* _DATASET_:
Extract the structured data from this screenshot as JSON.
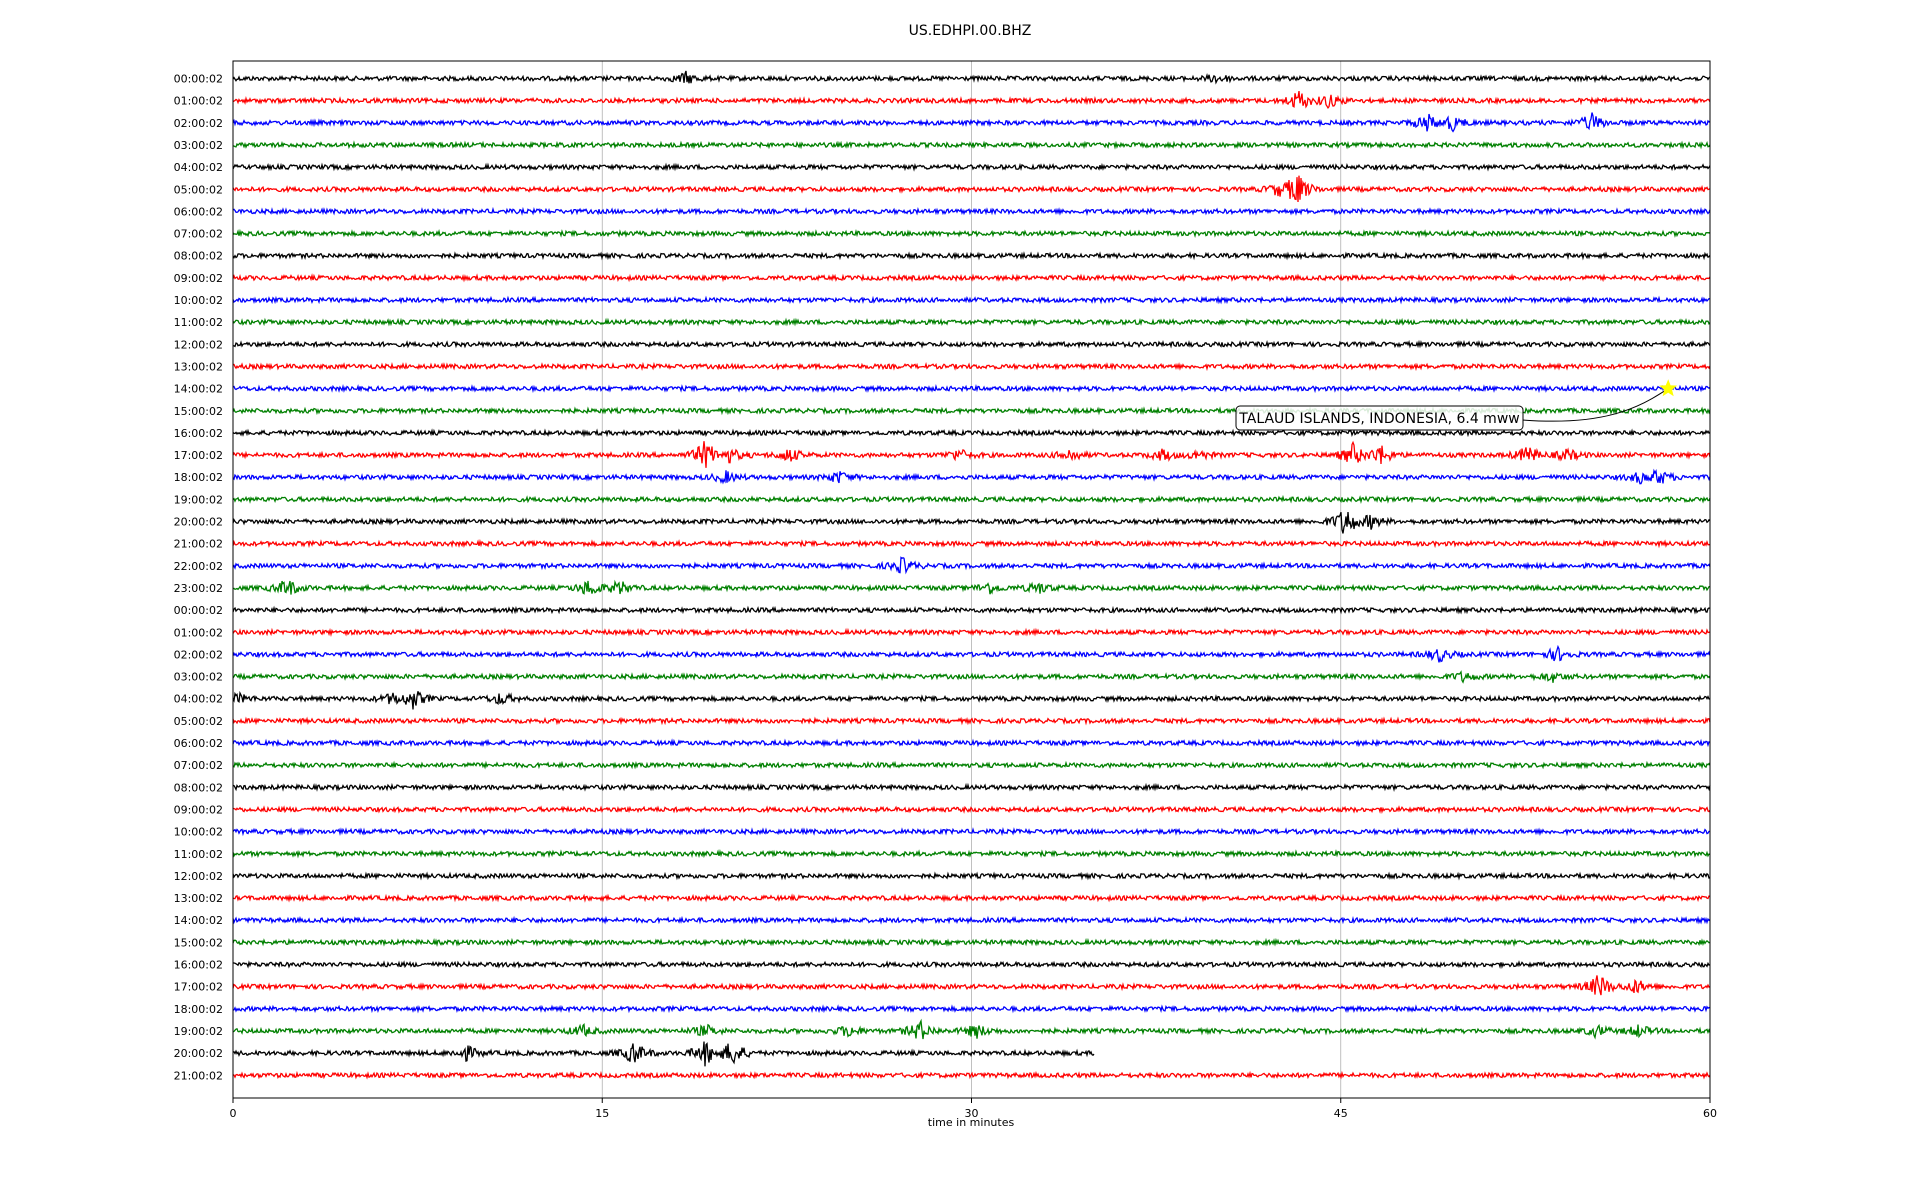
{
  "chart_data": {
    "type": "line",
    "title": "US.EDHPI.00.BHZ",
    "xlabel": "time in minutes",
    "xlim": [
      0,
      60
    ],
    "xticks": [
      0,
      15,
      30,
      45,
      60
    ],
    "xtick_labels": [
      "0",
      "15",
      "30",
      "45",
      "60"
    ],
    "grid": "vertical",
    "line_colors": [
      "#000000",
      "#ff0000",
      "#0000ff",
      "#008000"
    ],
    "hour_labels": [
      "00:00:02",
      "01:00:02",
      "02:00:02",
      "03:00:02",
      "04:00:02",
      "05:00:02",
      "06:00:02",
      "07:00:02",
      "08:00:02",
      "09:00:02",
      "10:00:02",
      "11:00:02",
      "12:00:02",
      "13:00:02",
      "14:00:02",
      "15:00:02",
      "16:00:02",
      "17:00:02",
      "18:00:02",
      "19:00:02",
      "20:00:02",
      "21:00:02",
      "22:00:02",
      "23:00:02",
      "00:00:02",
      "01:00:02",
      "02:00:02",
      "03:00:02",
      "04:00:02",
      "05:00:02",
      "06:00:02",
      "07:00:02",
      "08:00:02",
      "09:00:02",
      "10:00:02",
      "11:00:02",
      "12:00:02",
      "13:00:02",
      "14:00:02",
      "15:00:02",
      "16:00:02",
      "17:00:02",
      "18:00:02",
      "19:00:02",
      "20:00:02",
      "21:00:02"
    ],
    "trace_end_minutes": {
      "44": 35
    },
    "bursts": [
      {
        "trace": 0,
        "minute": 18.4,
        "amplitude": 0.5
      },
      {
        "trace": 0,
        "minute": 40,
        "amplitude": 0.4
      },
      {
        "trace": 1,
        "minute": 43.3,
        "amplitude": 0.9
      },
      {
        "trace": 1,
        "minute": 44.5,
        "amplitude": 0.6
      },
      {
        "trace": 2,
        "minute": 48.5,
        "amplitude": 0.8
      },
      {
        "trace": 2,
        "minute": 49.5,
        "amplitude": 0.7
      },
      {
        "trace": 2,
        "minute": 55.2,
        "amplitude": 0.8
      },
      {
        "trace": 5,
        "minute": 42.5,
        "amplitude": 0.6
      },
      {
        "trace": 5,
        "minute": 43.2,
        "amplitude": 1.6
      },
      {
        "trace": 17,
        "minute": 19.2,
        "amplitude": 1.3
      },
      {
        "trace": 17,
        "minute": 20.2,
        "amplitude": 0.6
      },
      {
        "trace": 17,
        "minute": 22.6,
        "amplitude": 0.6
      },
      {
        "trace": 17,
        "minute": 29.5,
        "amplitude": 0.5
      },
      {
        "trace": 17,
        "minute": 34,
        "amplitude": 0.5
      },
      {
        "trace": 17,
        "minute": 37.8,
        "amplitude": 0.5
      },
      {
        "trace": 17,
        "minute": 39.2,
        "amplitude": 0.4
      },
      {
        "trace": 17,
        "minute": 45.5,
        "amplitude": 1.0
      },
      {
        "trace": 17,
        "minute": 46.6,
        "amplitude": 0.9
      },
      {
        "trace": 17,
        "minute": 52.6,
        "amplitude": 0.8
      },
      {
        "trace": 17,
        "minute": 54.2,
        "amplitude": 0.5
      },
      {
        "trace": 18,
        "minute": 20,
        "amplitude": 0.5
      },
      {
        "trace": 18,
        "minute": 24.6,
        "amplitude": 0.5
      },
      {
        "trace": 18,
        "minute": 57.2,
        "amplitude": 0.5
      },
      {
        "trace": 18,
        "minute": 57.9,
        "amplitude": 0.7
      },
      {
        "trace": 20,
        "minute": 45.2,
        "amplitude": 1.4
      },
      {
        "trace": 20,
        "minute": 46.2,
        "amplitude": 0.6
      },
      {
        "trace": 22,
        "minute": 27.2,
        "amplitude": 0.7
      },
      {
        "trace": 23,
        "minute": 2.2,
        "amplitude": 0.8
      },
      {
        "trace": 23,
        "minute": 14.5,
        "amplitude": 0.8
      },
      {
        "trace": 23,
        "minute": 15.7,
        "amplitude": 0.6
      },
      {
        "trace": 23,
        "minute": 30.7,
        "amplitude": 0.5
      },
      {
        "trace": 23,
        "minute": 32.7,
        "amplitude": 0.5
      },
      {
        "trace": 26,
        "minute": 49,
        "amplitude": 0.6
      },
      {
        "trace": 26,
        "minute": 53.8,
        "amplitude": 0.6
      },
      {
        "trace": 27,
        "minute": 50,
        "amplitude": 0.4
      },
      {
        "trace": 27,
        "minute": 53.6,
        "amplitude": 0.4
      },
      {
        "trace": 28,
        "minute": 0.2,
        "amplitude": 0.4
      },
      {
        "trace": 28,
        "minute": 6.5,
        "amplitude": 0.5
      },
      {
        "trace": 28,
        "minute": 7.3,
        "amplitude": 0.9
      },
      {
        "trace": 28,
        "minute": 10.9,
        "amplitude": 0.5
      },
      {
        "trace": 41,
        "minute": 55.5,
        "amplitude": 1.1
      },
      {
        "trace": 41,
        "minute": 57,
        "amplitude": 0.6
      },
      {
        "trace": 43,
        "minute": 14.2,
        "amplitude": 0.5
      },
      {
        "trace": 43,
        "minute": 19.2,
        "amplitude": 0.5
      },
      {
        "trace": 43,
        "minute": 25,
        "amplitude": 0.5
      },
      {
        "trace": 43,
        "minute": 27.9,
        "amplitude": 0.9
      },
      {
        "trace": 43,
        "minute": 30.2,
        "amplitude": 0.6
      },
      {
        "trace": 43,
        "minute": 55.4,
        "amplitude": 0.5
      },
      {
        "trace": 43,
        "minute": 57.1,
        "amplitude": 0.5
      },
      {
        "trace": 44,
        "minute": 9.5,
        "amplitude": 0.6
      },
      {
        "trace": 44,
        "minute": 16.3,
        "amplitude": 1.0
      },
      {
        "trace": 44,
        "minute": 19.2,
        "amplitude": 1.1
      },
      {
        "trace": 44,
        "minute": 20.3,
        "amplitude": 1.2
      }
    ],
    "annotation": {
      "text": "TALAUD ISLANDS, INDONESIA, 6.4 mww",
      "trace": 14,
      "minute": 58.3,
      "marker": "star",
      "marker_color": "#ffff00"
    }
  }
}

* _STATED EXERCISE_:
Skip the images and write out the rest of the listing exactly.

* _EXPECTED ANSWER_:
Extract the structured data from this screenshot as JSON.
{
  "chart_data": {
    "type": "line",
    "title": "US.EDHPI.00.BHZ",
    "xlabel": "time in minutes",
    "xlim": [
      0,
      60
    ],
    "xticks": [
      0,
      15,
      30,
      45,
      60
    ],
    "xtick_labels": [
      "0",
      "15",
      "30",
      "45",
      "60"
    ],
    "grid": "vertical",
    "line_colors": [
      "#000000",
      "#ff0000",
      "#0000ff",
      "#008000"
    ],
    "hour_labels": [
      "00:00:02",
      "01:00:02",
      "02:00:02",
      "03:00:02",
      "04:00:02",
      "05:00:02",
      "06:00:02",
      "07:00:02",
      "08:00:02",
      "09:00:02",
      "10:00:02",
      "11:00:02",
      "12:00:02",
      "13:00:02",
      "14:00:02",
      "15:00:02",
      "16:00:02",
      "17:00:02",
      "18:00:02",
      "19:00:02",
      "20:00:02",
      "21:00:02",
      "22:00:02",
      "23:00:02",
      "00:00:02",
      "01:00:02",
      "02:00:02",
      "03:00:02",
      "04:00:02",
      "05:00:02",
      "06:00:02",
      "07:00:02",
      "08:00:02",
      "09:00:02",
      "10:00:02",
      "11:00:02",
      "12:00:02",
      "13:00:02",
      "14:00:02",
      "15:00:02",
      "16:00:02",
      "17:00:02",
      "18:00:02",
      "19:00:02",
      "20:00:02",
      "21:00:02"
    ],
    "trace_end_minutes": {
      "44": 35
    },
    "bursts": [
      {
        "trace": 0,
        "minute": 18.4,
        "amplitude": 0.5
      },
      {
        "trace": 0,
        "minute": 40,
        "amplitude": 0.4
      },
      {
        "trace": 1,
        "minute": 43.3,
        "amplitude": 0.9
      },
      {
        "trace": 1,
        "minute": 44.5,
        "amplitude": 0.6
      },
      {
        "trace": 2,
        "minute": 48.5,
        "amplitude": 0.8
      },
      {
        "trace": 2,
        "minute": 49.5,
        "amplitude": 0.7
      },
      {
        "trace": 2,
        "minute": 55.2,
        "amplitude": 0.8
      },
      {
        "trace": 5,
        "minute": 42.5,
        "amplitude": 0.6
      },
      {
        "trace": 5,
        "minute": 43.2,
        "amplitude": 1.6
      },
      {
        "trace": 17,
        "minute": 19.2,
        "amplitude": 1.3
      },
      {
        "trace": 17,
        "minute": 20.2,
        "amplitude": 0.6
      },
      {
        "trace": 17,
        "minute": 22.6,
        "amplitude": 0.6
      },
      {
        "trace": 17,
        "minute": 29.5,
        "amplitude": 0.5
      },
      {
        "trace": 17,
        "minute": 34,
        "amplitude": 0.5
      },
      {
        "trace": 17,
        "minute": 37.8,
        "amplitude": 0.5
      },
      {
        "trace": 17,
        "minute": 39.2,
        "amplitude": 0.4
      },
      {
        "trace": 17,
        "minute": 45.5,
        "amplitude": 1.0
      },
      {
        "trace": 17,
        "minute": 46.6,
        "amplitude": 0.9
      },
      {
        "trace": 17,
        "minute": 52.6,
        "amplitude": 0.8
      },
      {
        "trace": 17,
        "minute": 54.2,
        "amplitude": 0.5
      },
      {
        "trace": 18,
        "minute": 20,
        "amplitude": 0.5
      },
      {
        "trace": 18,
        "minute": 24.6,
        "amplitude": 0.5
      },
      {
        "trace": 18,
        "minute": 57.2,
        "amplitude": 0.5
      },
      {
        "trace": 18,
        "minute": 57.9,
        "amplitude": 0.7
      },
      {
        "trace": 20,
        "minute": 45.2,
        "amplitude": 1.4
      },
      {
        "trace": 20,
        "minute": 46.2,
        "amplitude": 0.6
      },
      {
        "trace": 22,
        "minute": 27.2,
        "amplitude": 0.7
      },
      {
        "trace": 23,
        "minute": 2.2,
        "amplitude": 0.8
      },
      {
        "trace": 23,
        "minute": 14.5,
        "amplitude": 0.8
      },
      {
        "trace": 23,
        "minute": 15.7,
        "amplitude": 0.6
      },
      {
        "trace": 23,
        "minute": 30.7,
        "amplitude": 0.5
      },
      {
        "trace": 23,
        "minute": 32.7,
        "amplitude": 0.5
      },
      {
        "trace": 26,
        "minute": 49,
        "amplitude": 0.6
      },
      {
        "trace": 26,
        "minute": 53.8,
        "amplitude": 0.6
      },
      {
        "trace": 27,
        "minute": 50,
        "amplitude": 0.4
      },
      {
        "trace": 27,
        "minute": 53.6,
        "amplitude": 0.4
      },
      {
        "trace": 28,
        "minute": 0.2,
        "amplitude": 0.4
      },
      {
        "trace": 28,
        "minute": 6.5,
        "amplitude": 0.5
      },
      {
        "trace": 28,
        "minute": 7.3,
        "amplitude": 0.9
      },
      {
        "trace": 28,
        "minute": 10.9,
        "amplitude": 0.5
      },
      {
        "trace": 41,
        "minute": 55.5,
        "amplitude": 1.1
      },
      {
        "trace": 41,
        "minute": 57,
        "amplitude": 0.6
      },
      {
        "trace": 43,
        "minute": 14.2,
        "amplitude": 0.5
      },
      {
        "trace": 43,
        "minute": 19.2,
        "amplitude": 0.5
      },
      {
        "trace": 43,
        "minute": 25,
        "amplitude": 0.5
      },
      {
        "trace": 43,
        "minute": 27.9,
        "amplitude": 0.9
      },
      {
        "trace": 43,
        "minute": 30.2,
        "amplitude": 0.6
      },
      {
        "trace": 43,
        "minute": 55.4,
        "amplitude": 0.5
      },
      {
        "trace": 43,
        "minute": 57.1,
        "amplitude": 0.5
      },
      {
        "trace": 44,
        "minute": 9.5,
        "amplitude": 0.6
      },
      {
        "trace": 44,
        "minute": 16.3,
        "amplitude": 1.0
      },
      {
        "trace": 44,
        "minute": 19.2,
        "amplitude": 1.1
      },
      {
        "trace": 44,
        "minute": 20.3,
        "amplitude": 1.2
      }
    ],
    "annotation": {
      "text": "TALAUD ISLANDS, INDONESIA, 6.4 mww",
      "trace": 14,
      "minute": 58.3,
      "marker": "star",
      "marker_color": "#ffff00"
    }
  }
}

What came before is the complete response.